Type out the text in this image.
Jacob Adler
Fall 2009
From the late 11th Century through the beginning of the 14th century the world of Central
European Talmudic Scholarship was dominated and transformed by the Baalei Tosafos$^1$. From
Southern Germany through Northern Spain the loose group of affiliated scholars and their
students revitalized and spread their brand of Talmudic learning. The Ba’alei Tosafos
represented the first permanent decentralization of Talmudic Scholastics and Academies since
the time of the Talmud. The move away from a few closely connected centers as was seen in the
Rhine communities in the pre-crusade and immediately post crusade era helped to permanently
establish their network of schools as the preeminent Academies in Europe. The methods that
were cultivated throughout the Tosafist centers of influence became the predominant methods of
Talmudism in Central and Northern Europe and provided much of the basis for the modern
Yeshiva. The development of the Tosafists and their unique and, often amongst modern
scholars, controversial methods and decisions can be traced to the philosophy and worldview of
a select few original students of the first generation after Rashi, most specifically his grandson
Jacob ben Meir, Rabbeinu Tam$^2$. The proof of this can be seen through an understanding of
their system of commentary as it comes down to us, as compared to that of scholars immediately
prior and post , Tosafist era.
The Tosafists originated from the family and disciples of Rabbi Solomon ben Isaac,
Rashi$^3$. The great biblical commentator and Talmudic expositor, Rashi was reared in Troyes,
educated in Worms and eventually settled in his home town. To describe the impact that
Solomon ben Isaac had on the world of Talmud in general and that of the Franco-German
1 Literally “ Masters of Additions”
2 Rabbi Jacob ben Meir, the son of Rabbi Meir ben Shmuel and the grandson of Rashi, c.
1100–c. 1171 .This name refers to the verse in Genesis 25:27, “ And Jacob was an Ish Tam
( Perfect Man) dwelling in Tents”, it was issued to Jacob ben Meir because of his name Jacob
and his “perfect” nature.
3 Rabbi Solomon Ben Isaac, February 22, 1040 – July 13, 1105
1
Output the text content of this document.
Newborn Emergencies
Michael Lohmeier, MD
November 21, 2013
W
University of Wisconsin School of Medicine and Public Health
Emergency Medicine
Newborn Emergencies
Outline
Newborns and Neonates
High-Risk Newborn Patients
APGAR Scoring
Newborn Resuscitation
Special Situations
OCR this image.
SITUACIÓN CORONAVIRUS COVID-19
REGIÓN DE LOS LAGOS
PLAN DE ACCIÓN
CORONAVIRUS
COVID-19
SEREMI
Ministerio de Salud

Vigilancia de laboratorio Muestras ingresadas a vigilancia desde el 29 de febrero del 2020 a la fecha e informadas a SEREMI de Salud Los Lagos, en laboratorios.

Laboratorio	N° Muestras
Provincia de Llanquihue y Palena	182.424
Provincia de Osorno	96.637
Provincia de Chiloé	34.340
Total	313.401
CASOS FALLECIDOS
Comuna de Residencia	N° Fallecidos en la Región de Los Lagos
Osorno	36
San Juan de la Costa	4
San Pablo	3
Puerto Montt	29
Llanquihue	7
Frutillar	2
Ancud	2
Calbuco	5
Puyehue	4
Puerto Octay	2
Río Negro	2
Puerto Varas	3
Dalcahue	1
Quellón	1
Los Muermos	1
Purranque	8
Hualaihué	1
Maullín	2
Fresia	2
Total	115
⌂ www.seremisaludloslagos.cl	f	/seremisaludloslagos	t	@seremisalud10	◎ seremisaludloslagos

#### Problem details
Using the material above, find each line that holds "Llanquihue" and copy that line.

#### Exercise solution
Provincia de Llanquihue y Palena	182.424
Llanquihue	7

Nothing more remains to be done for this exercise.